[Selection]
:::

Indeed, and to think that there use to only be one Bible translation... crazy.


----------



## Polanus1561 (Dec 20, 2022)

NM_Presby said:


> Speaking of Bible translations, it seems like there has been a pretty seismic shift in which Bible translations are most popular recently (at least in terms of what is being bought).
> 
> This year the KJV has dropped from the top two where it has been for time immemorial all the way to #5, with NIV, ESV, NLT, and CSB ahead of it in that order.
> 
> Interesting how the market is shifting.


Source?
Don’t think it says a lot. When was the last time any of us _bought_ a KJV?


----------



## NM_Presby (Dec 20, 2022)

Polanus1561 said:


> Source?
> Don’t think it says a lot. When was the last time any of us _bought_ a KJV?


This is according to one of the Christian booksellers associations. https://christianbookexpo.com/bestseller/translations.php?id=1222

And fair point, of course we don’t know how directly purchases correlate with what’s being read.


----------



## Polanus1561 (Dec 20, 2022)

NM_Presby said:


> This is according to one of the Christian booksellers associations. https://christianbookexpo.com/bestseller/translations.php?id=1222
> 
> And fair point, of course we don’t know how directly purchases correlate with what’s being read.


Additional point is I don’t know if TBS would give their stats to this poll for example, but I’ll stop this point now.


----------



## Stephen L Smith (Dec 20, 2022)

ZackF said:


> NASB95


Do you prefer the NASB95 over the LSB? Just curious.


----------



## Polanus1561 (Dec 20, 2022)

Stephen L Smith said:


> Do you prefer the NASB95 over the LSB? Just curious.


Stephen, what do you think of the LSB now since time has passed? For me, it is a good reference to look at when at my computer, but not for reading. The NASB with footnotes serve me fine


----------



## Jake (Dec 20, 2022)

Mr. Edward Bryant said:


> Indeed, and to think that there use to only be one Bible translation... crazy.


Whenever that was, it wasn't very long as Christians very readily and eagerly translated the Bible to new languages as the Gospel spread. And English has been blessed with a multitude of translations for a long time. Even the KJV was controversial to some Puritans who clung to the Geneva and other Bibles before it.

Reactions: Like 1


----------



## Claudiu (Dec 20, 2022)

KJV and ESV for personal. Family and church, mostly ESV. I still have the hardest time departing from my trusty RL Allan Longprimer KJV. The cyclopedic concordance is awesome, as is the reference system, and it even includes helpful manuscript info. After two decades with it, it's what I think of when I hear "bible." 

LSB this year as well to study and compare to the NASB.


----------



## ZackF (Dec 20, 2022)

Stephen L Smith said:


> Do you prefer the NASB95 over the LSB? Just curious.


I don’t have any experience with the LSB.


----------



## Charles Johnson (Dec 20, 2022)

:::

[Information supplied]
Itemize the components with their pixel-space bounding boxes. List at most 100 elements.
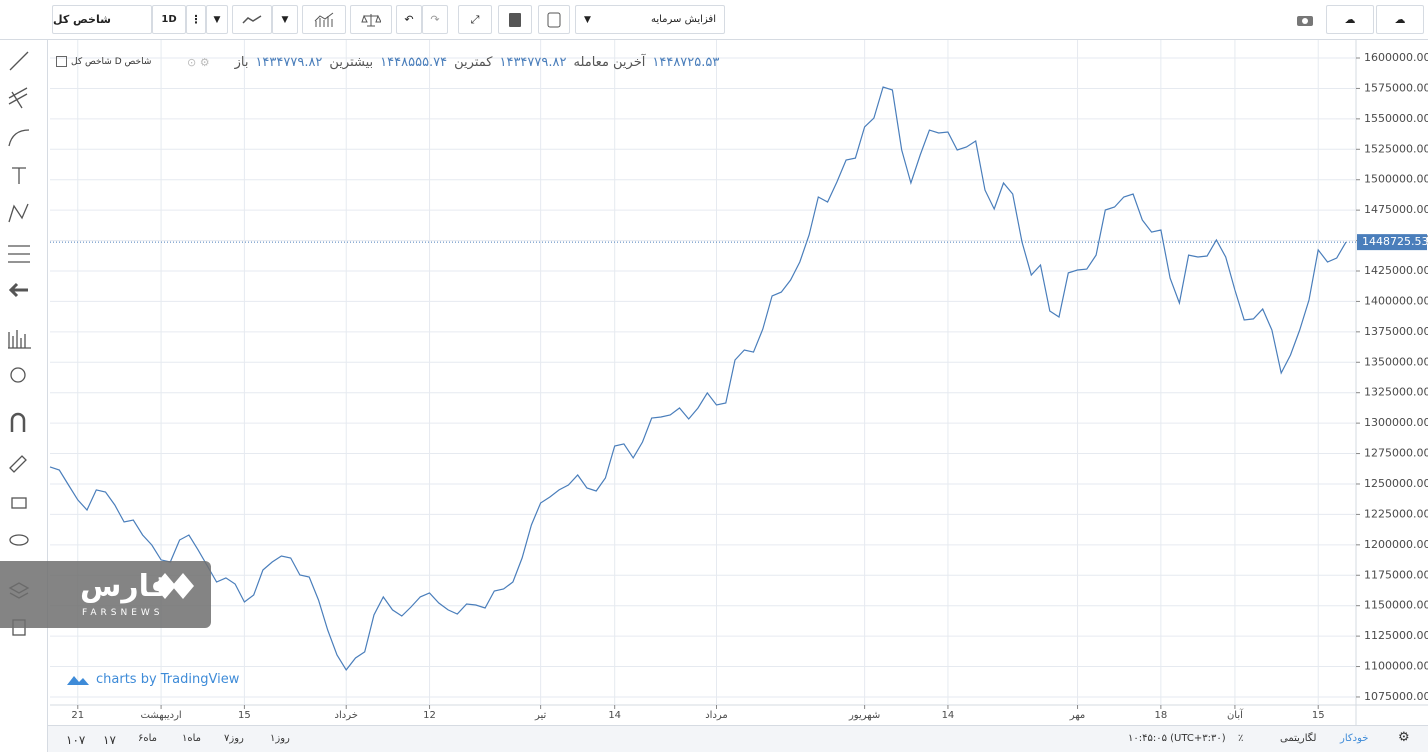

:::

[Exercise tasks]
**1.** In the thread, which four translations are listed ahead of the KJV in this year's sales ranking, in order?
**2.** Summarize the thread in two sentences.
The material is unrelated to the thread.

[Results by task]
**1.** NIV, ESV, NLT, and CSB.

**2.** Participants discuss a Christian booksellers association's figures showing that the KJV has fallen to fifth in sales behind the NIV, ESV, NLT, and CSB, though one participant doubts that purchases say much about what is actually read. Others describe their own preferences, including the NASB with footnotes, the KJV and ESV, and the LSB for study and comparison with the NASB.